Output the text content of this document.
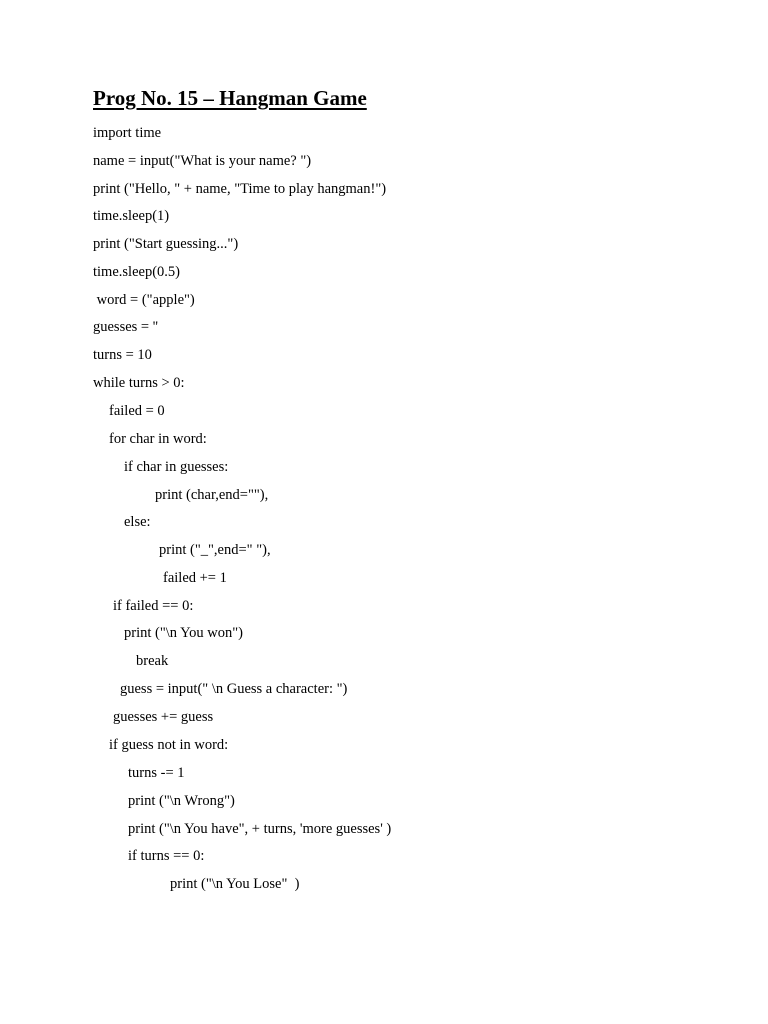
Prog No. 15 – Hangman Game
import time
name = input("What is your name? ")
print ("Hello, " + name, "Time to play hangman!")
time.sleep(1)
print ("Start guessing...")
time.sleep(0.5)
word = ("apple")
guesses = ''
turns = 10
while turns > 0:
failed = 0
for char in word:
if char in guesses:
print (char,end=""),
else:
print ("_",end=" "),
failed += 1
if failed == 0:
print ("\n You won")
break
guess = input(" \n Guess a character: ")
guesses += guess
if guess not in word:
turns -= 1
print ("\n Wrong")
print ("\n You have", + turns, 'more guesses' )
if turns == 0:
print ("\n You Lose"  )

• • •

■ SHORT TASK ■
Which lines above contain the word "guesses"? Copy each of them.

■ FULL SOLUTION ■
guesses = ''
if char in guesses:
guesses += guess
print ("\n You have", + turns, 'more guesses' )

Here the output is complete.